**PROBLEM STATEMENT:** Reproduce all the lines exactly as they stand, apart from the pictures.
═══ EXCERPTED RECORDS ═══
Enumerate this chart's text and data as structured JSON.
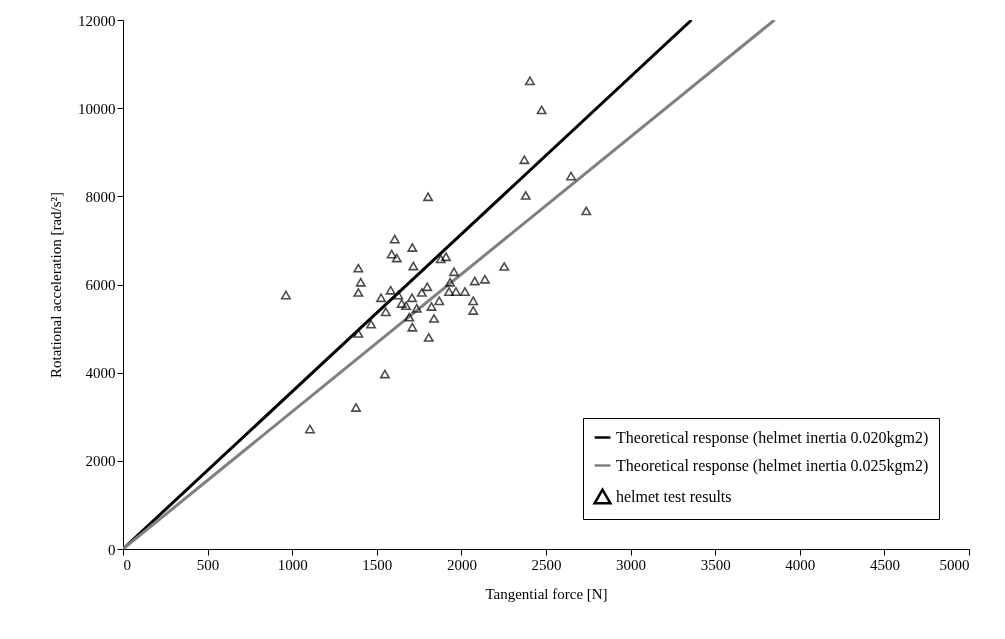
{
  "chart_data": {
    "type": "scatter",
    "xlabel": "Tangential force [N]",
    "ylabel": "Rotational acceleration [rad/s²]",
    "xlim": [
      0,
      5000
    ],
    "xticks": [
      0,
      500,
      1000,
      1500,
      2000,
      2500,
      3000,
      3500,
      4000,
      4500,
      5000
    ],
    "ylim": [
      0,
      12000
    ],
    "yticks": [
      0,
      2000,
      4000,
      6000,
      8000,
      10000,
      12000
    ],
    "grid": false,
    "legend": "bottom right",
    "series": [
      {
        "name": "Theoretical response (helmet inertia 0.020kgm2)",
        "type": "line",
        "marker": "none",
        "color": "#000000",
        "x": [
          0,
          3360
        ],
        "values": [
          0,
          12000
        ]
      },
      {
        "name": "Theoretical response (helmet inertia 0.025kgm2)",
        "type": "line",
        "marker": "none",
        "color": "#808080",
        "x": [
          0,
          3850
        ],
        "values": [
          0,
          12000
        ]
      },
      {
        "name": "helmet test results",
        "marker": "triangle",
        "color": "#000000",
        "x": [
          963,
          1391,
          1405,
          1391,
          1606,
          1588,
          1618,
          1710,
          1716,
          1525,
          1582,
          1627,
          1647,
          1673,
          1708,
          1736,
          1766,
          1798,
          1823,
          1869,
          1692,
          1710,
          1838,
          1807,
          1553,
          1466,
          1391,
          1548,
          1377,
          1105,
          1878,
          1909,
          1956,
          1933,
          1927,
          1968,
          2021,
          2079,
          2139,
          2070,
          2070,
          2253,
          2405,
          2474,
          2372,
          2648,
          2380,
          2738,
          1803
        ],
        "values": [
          5760,
          6370,
          6050,
          5820,
          7030,
          6690,
          6600,
          6840,
          6420,
          5700,
          5870,
          5760,
          5570,
          5520,
          5700,
          5460,
          5820,
          5950,
          5500,
          5630,
          5260,
          5030,
          5230,
          4800,
          5380,
          5100,
          4890,
          3970,
          3210,
          2720,
          6580,
          6630,
          6290,
          6050,
          5840,
          5840,
          5840,
          6080,
          6120,
          5630,
          5410,
          6410,
          10620,
          9960,
          8830,
          8460,
          8020,
          7670,
          7990
        ]
      }
    ]
  }
}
═══
**ANSWER TO THIS TASK:**
Enumerate this chart's text and data as structured JSON.
{
  "chart_data": {
    "type": "scatter",
    "xlabel": "Tangential force [N]",
    "ylabel": "Rotational acceleration [rad/s²]",
    "xlim": [
      0,
      5000
    ],
    "xticks": [
      0,
      500,
      1000,
      1500,
      2000,
      2500,
      3000,
      3500,
      4000,
      4500,
      5000
    ],
    "ylim": [
      0,
      12000
    ],
    "yticks": [
      0,
      2000,
      4000,
      6000,
      8000,
      10000,
      12000
    ],
    "grid": false,
    "legend": "bottom right",
    "series": [
      {
        "name": "Theoretical response (helmet inertia 0.020kgm2)",
        "type": "line",
        "marker": "none",
        "color": "#000000",
        "x": [
          0,
          3360
        ],
        "values": [
          0,
          12000
        ]
      },
      {
        "name": "Theoretical response (helmet inertia 0.025kgm2)",
        "type": "line",
        "marker": "none",
        "color": "#808080",
        "x": [
          0,
          3850
        ],
        "values": [
          0,
          12000
        ]
      },
      {
        "name": "helmet test results",
        "marker": "triangle",
        "color": "#000000",
        "x": [
          963,
          1391,
          1405,
          1391,
          1606,
          1588,
          1618,
          1710,
          1716,
          1525,
          1582,
          1627,
          1647,
          1673,
          1708,
          1736,
          1766,
          1798,
          1823,
          1869,
          1692,
          1710,
          1838,
          1807,
          1553,
          1466,
          1391,
          1548,
          1377,
          1105,
          1878,
          1909,
          1956,
          1933,
          1927,
          1968,
          2021,
          2079,
          2139,
          2070,
          2070,
          2253,
          2405,
          2474,
          2372,
          2648,
          2380,
          2738,
          1803
        ],
        "values": [
          5760,
          6370,
          6050,
          5820,
          7030,
          6690,
          6600,
          6840,
          6420,
          5700,
          5870,
          5760,
          5570,
          5520,
          5700,
          5460,
          5820,
          5950,
          5500,
          5630,
          5260,
          5030,
          5230,
          4800,
          5380,
          5100,
          4890,
          3970,
          3210,
          2720,
          6580,
          6630,
          6290,
          6050,
          5840,
          5840,
          5840,
          6080,
          6120,
          5630,
          5410,
          6410,
          10620,
          9960,
          8830,
          8460,
          8020,
          7670,
          7990
        ]
      }
    ]
  }
}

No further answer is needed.